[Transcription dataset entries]
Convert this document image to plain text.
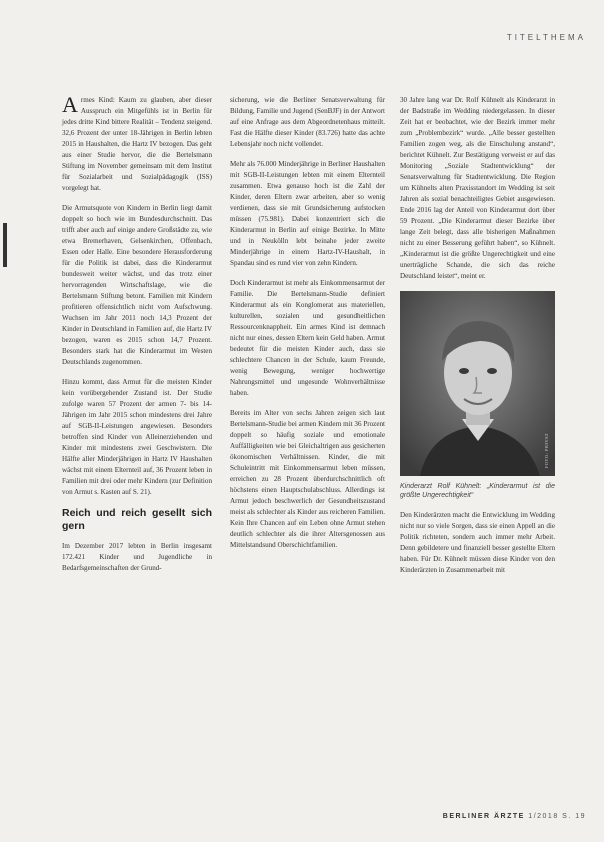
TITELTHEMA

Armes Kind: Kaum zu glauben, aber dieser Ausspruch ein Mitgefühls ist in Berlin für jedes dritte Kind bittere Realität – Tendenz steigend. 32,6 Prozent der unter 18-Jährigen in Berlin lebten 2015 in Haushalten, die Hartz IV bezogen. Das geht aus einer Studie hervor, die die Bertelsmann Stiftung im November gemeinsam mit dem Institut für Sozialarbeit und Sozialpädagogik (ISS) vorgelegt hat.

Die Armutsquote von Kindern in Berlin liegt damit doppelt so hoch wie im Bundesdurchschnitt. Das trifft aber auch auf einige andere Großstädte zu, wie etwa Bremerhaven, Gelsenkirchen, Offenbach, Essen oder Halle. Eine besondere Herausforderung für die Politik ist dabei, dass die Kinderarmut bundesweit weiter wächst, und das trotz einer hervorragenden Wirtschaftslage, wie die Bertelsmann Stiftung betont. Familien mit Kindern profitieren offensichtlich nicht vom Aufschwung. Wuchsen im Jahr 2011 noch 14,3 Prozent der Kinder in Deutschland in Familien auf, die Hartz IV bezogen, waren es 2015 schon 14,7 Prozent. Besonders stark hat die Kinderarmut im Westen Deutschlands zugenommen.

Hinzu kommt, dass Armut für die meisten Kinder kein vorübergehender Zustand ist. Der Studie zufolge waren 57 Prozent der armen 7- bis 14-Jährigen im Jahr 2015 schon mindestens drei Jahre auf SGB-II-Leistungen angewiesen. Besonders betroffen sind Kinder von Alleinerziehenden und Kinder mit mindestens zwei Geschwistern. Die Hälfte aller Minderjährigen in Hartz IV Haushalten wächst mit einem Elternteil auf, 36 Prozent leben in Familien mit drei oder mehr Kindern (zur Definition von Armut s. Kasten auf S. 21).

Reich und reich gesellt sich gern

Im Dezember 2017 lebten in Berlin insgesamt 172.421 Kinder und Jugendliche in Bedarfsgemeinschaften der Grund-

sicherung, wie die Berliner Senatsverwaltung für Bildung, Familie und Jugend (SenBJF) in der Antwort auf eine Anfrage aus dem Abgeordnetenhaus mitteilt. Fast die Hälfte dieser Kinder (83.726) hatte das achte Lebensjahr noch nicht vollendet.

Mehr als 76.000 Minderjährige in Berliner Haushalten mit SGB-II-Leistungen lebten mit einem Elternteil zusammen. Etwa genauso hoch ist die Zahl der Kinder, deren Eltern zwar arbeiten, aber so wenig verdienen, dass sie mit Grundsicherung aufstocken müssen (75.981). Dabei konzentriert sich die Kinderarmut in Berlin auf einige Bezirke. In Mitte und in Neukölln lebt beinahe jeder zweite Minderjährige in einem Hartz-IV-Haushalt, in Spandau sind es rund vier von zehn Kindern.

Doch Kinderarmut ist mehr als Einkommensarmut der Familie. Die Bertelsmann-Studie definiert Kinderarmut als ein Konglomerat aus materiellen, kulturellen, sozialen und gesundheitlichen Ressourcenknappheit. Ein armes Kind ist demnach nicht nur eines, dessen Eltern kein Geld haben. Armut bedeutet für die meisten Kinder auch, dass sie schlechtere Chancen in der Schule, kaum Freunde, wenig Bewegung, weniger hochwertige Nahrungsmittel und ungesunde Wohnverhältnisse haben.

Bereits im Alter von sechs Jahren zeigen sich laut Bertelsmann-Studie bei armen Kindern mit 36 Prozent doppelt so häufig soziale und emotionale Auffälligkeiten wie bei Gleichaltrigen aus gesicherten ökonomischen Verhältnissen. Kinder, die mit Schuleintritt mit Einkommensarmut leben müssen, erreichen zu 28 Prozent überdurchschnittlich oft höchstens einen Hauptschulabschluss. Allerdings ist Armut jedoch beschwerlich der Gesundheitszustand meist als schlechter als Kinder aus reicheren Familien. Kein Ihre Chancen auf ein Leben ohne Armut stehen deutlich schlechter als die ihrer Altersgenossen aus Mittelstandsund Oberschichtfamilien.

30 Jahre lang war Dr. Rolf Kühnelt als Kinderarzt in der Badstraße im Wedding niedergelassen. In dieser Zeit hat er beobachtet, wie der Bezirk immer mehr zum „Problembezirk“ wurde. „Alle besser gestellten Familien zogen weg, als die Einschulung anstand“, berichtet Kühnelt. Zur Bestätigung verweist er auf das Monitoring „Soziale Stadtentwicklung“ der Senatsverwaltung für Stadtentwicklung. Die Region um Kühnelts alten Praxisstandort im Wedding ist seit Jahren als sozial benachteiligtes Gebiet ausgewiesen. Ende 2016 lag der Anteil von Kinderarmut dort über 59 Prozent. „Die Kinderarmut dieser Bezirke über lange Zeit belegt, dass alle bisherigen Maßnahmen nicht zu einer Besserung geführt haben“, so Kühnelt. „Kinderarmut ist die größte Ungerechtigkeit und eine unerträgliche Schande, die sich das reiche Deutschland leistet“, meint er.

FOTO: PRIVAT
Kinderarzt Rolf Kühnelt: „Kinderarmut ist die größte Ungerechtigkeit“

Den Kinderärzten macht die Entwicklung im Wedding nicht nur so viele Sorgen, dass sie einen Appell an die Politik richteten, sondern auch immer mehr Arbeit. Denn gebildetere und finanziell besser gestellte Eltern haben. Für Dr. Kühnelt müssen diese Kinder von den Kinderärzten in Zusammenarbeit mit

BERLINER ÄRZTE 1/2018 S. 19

TASK INSTRUCTIONS: Scanning the data above, copy out every line where "Chancen" is found.

ANSWER TO THIS TASK:
Doch Kinderarmut ist mehr als Einkommensarmut der Familie. Die Bertelsmann-Studie definiert Kinderarmut als ein Konglomerat aus materiellen, kulturellen, sozialen und gesundheitlichen Ressourcenknappheit. Ein armes Kind ist demnach nicht nur eines, dessen Eltern kein Geld haben. Armut bedeutet für die meisten Kinder auch, dass sie schlechtere Chancen in der Schule, kaum Freunde, wenig Bewegung, weniger hochwertige Nahrungsmittel und ungesunde Wohnverhältnisse haben.
Bereits im Alter von sechs Jahren zeigen sich laut Bertelsmann-Studie bei armen Kindern mit 36 Prozent doppelt so häufig soziale und emotionale Auffälligkeiten wie bei Gleichaltrigen aus gesicherten ökonomischen Verhältnissen. Kinder, die mit Schuleintritt mit Einkommensarmut leben müssen, erreichen zu 28 Prozent überdurchschnittlich oft höchstens einen Hauptschulabschluss. Allerdings ist Armut jedoch beschwerlich der Gesundheitszustand meist als schlechter als Kinder aus reicheren Familien. Kein Ihre Chancen auf ein Leben ohne Armut stehen deutlich schlechter als die ihrer Altersgenossen aus Mittelstandsund Oberschichtfamilien.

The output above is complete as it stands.